(Stored entries)
━━━━━━━━━━
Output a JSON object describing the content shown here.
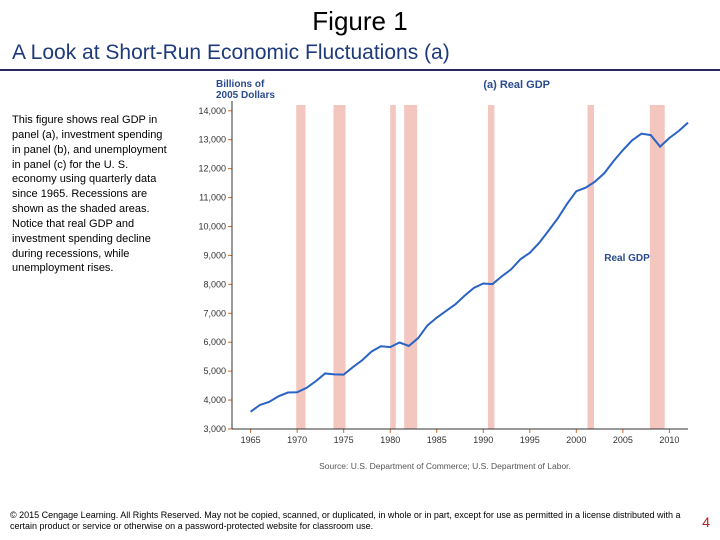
{
  "title": "Figure 1",
  "subtitle": "A Look at Short-Run Economic Fluctuations (a)",
  "caption": "This figure shows real GDP in panel (a), investment spending in panel (b), and unemployment in panel (c) for the U. S. economy using quarterly data since 1965. Recessions are shown as the shaded areas. Notice that real GDP and investment spending decline during recessions, while unemployment rises.",
  "chart": {
    "type": "line",
    "panel_title": "(a) Real GDP",
    "y_axis_title": "Billions of\n2005 Dollars",
    "series_label": "Real GDP",
    "series_label_pos_year": 2003,
    "series_label_pos_value": 8800,
    "ylim": [
      3000,
      14200
    ],
    "yticks": [
      3000,
      4000,
      5000,
      6000,
      7000,
      8000,
      9000,
      10000,
      11000,
      12000,
      13000,
      14000
    ],
    "ytick_labels": [
      "3,000",
      "4,000",
      "5,000",
      "6,000",
      "7,000",
      "8,000",
      "9,000",
      "10,000",
      "11,000",
      "12,000",
      "13,000",
      "14,000"
    ],
    "xlim": [
      1963,
      2012
    ],
    "xticks": [
      1965,
      1970,
      1975,
      1980,
      1985,
      1990,
      1995,
      2000,
      2005,
      2010
    ],
    "line_color": "#2a63c4",
    "line_width": 2,
    "tick_color": "#d46a2a",
    "axis_color": "#333333",
    "background_color": "#ffffff",
    "recession_color": "#f3c6c0",
    "recessions": [
      [
        1969.9,
        1970.9
      ],
      [
        1973.9,
        1975.2
      ],
      [
        1980.0,
        1980.6
      ],
      [
        1981.5,
        1982.9
      ],
      [
        1990.5,
        1991.2
      ],
      [
        2001.2,
        2001.9
      ],
      [
        2007.9,
        2009.5
      ]
    ],
    "data_years": [
      1965,
      1966,
      1967,
      1968,
      1969,
      1970,
      1971,
      1972,
      1973,
      1974,
      1975,
      1976,
      1977,
      1978,
      1979,
      1980,
      1981,
      1982,
      1983,
      1984,
      1985,
      1986,
      1987,
      1988,
      1989,
      1990,
      1991,
      1992,
      1993,
      1994,
      1995,
      1996,
      1997,
      1998,
      1999,
      2000,
      2001,
      2002,
      2003,
      2004,
      2005,
      2006,
      2007,
      2008,
      2009,
      2010,
      2011,
      2012
    ],
    "data_values": [
      3600,
      3830,
      3940,
      4130,
      4260,
      4270,
      4420,
      4650,
      4920,
      4890,
      4880,
      5140,
      5380,
      5680,
      5860,
      5830,
      5990,
      5870,
      6140,
      6580,
      6850,
      7080,
      7310,
      7610,
      7880,
      8030,
      8010,
      8280,
      8520,
      8870,
      9090,
      9430,
      9850,
      10280,
      10780,
      11220,
      11340,
      11550,
      11840,
      12260,
      12640,
      12980,
      13210,
      13160,
      12760,
      13060,
      13300,
      13590
    ]
  },
  "source": "Source: U.S. Department of Commerce; U.S. Department of Labor.",
  "copyright": "© 2015 Cengage Learning. All Rights Reserved. May not be copied, scanned, or duplicated, in whole or in part, except for use as permitted in a license distributed with a certain product or service or otherwise on a password-protected website for classroom use.",
  "page_number": "4"
}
━━━━━━━━━━
> [TASK DETAILS]: Retype the whole listing exactly and leave the pictures out.

> [IN RESPONSE]:
Output a JSON object describing the content shown here.
{
  "title": "Figure 1",
  "subtitle": "A Look at Short-Run Economic Fluctuations (a)",
  "caption": "This figure shows real GDP in panel (a), investment spending in panel (b), and unemployment in panel (c) for the U. S. economy using quarterly data since 1965. Recessions are shown as the shaded areas. Notice that real GDP and investment spending decline during recessions, while unemployment rises.",
  "chart": {
    "type": "line",
    "panel_title": "(a) Real GDP",
    "y_axis_title": "Billions of\n2005 Dollars",
    "series_label": "Real GDP",
    "series_label_pos_year": 2003,
    "series_label_pos_value": 8800,
    "ylim": [
      3000,
      14200
    ],
    "yticks": [
      3000,
      4000,
      5000,
      6000,
      7000,
      8000,
      9000,
      10000,
      11000,
      12000,
      13000,
      14000
    ],
    "ytick_labels": [
      "3,000",
      "4,000",
      "5,000",
      "6,000",
      "7,000",
      "8,000",
      "9,000",
      "10,000",
      "11,000",
      "12,000",
      "13,000",
      "14,000"
    ],
    "xlim": [
      1963,
      2012
    ],
    "xticks": [
      1965,
      1970,
      1975,
      1980,
      1985,
      1990,
      1995,
      2000,
      2005,
      2010
    ],
    "line_color": "#2a63c4",
    "line_width": 2,
    "tick_color": "#d46a2a",
    "axis_color": "#333333",
    "background_color": "#ffffff",
    "recession_color": "#f3c6c0",
    "recessions": [
      [
        1969.9,
        1970.9
      ],
      [
        1973.9,
        1975.2
      ],
      [
        1980.0,
        1980.6
      ],
      [
        1981.5,
        1982.9
      ],
      [
        1990.5,
        1991.2
      ],
      [
        2001.2,
        2001.9
      ],
      [
        2007.9,
        2009.5
      ]
    ],
    "data_years": [
      1965,
      1966,
      1967,
      1968,
      1969,
      1970,
      1971,
      1972,
      1973,
      1974,
      1975,
      1976,
      1977,
      1978,
      1979,
      1980,
      1981,
      1982,
      1983,
      1984,
      1985,
      1986,
      1987,
      1988,
      1989,
      1990,
      1991,
      1992,
      1993,
      1994,
      1995,
      1996,
      1997,
      1998,
      1999,
      2000,
      2001,
      2002,
      2003,
      2004,
      2005,
      2006,
      2007,
      2008,
      2009,
      2010,
      2011,
      2012
    ],
    "data_values": [
      3600,
      3830,
      3940,
      4130,
      4260,
      4270,
      4420,
      4650,
      4920,
      4890,
      4880,
      5140,
      5380,
      5680,
      5860,
      5830,
      5990,
      5870,
      6140,
      6580,
      6850,
      7080,
      7310,
      7610,
      7880,
      8030,
      8010,
      8280,
      8520,
      8870,
      9090,
      9430,
      9850,
      10280,
      10780,
      11220,
      11340,
      11550,
      11840,
      12260,
      12640,
      12980,
      13210,
      13160,
      12760,
      13060,
      13300,
      13590
    ]
  },
  "source": "Source: U.S. Department of Commerce; U.S. Department of Labor.",
  "copyright": "© 2015 Cengage Learning. All Rights Reserved. May not be copied, scanned, or duplicated, in whole or in part, except for use as permitted in a license distributed with a certain product or service or otherwise on a password-protected website for classroom use.",
  "page_number": "4"
}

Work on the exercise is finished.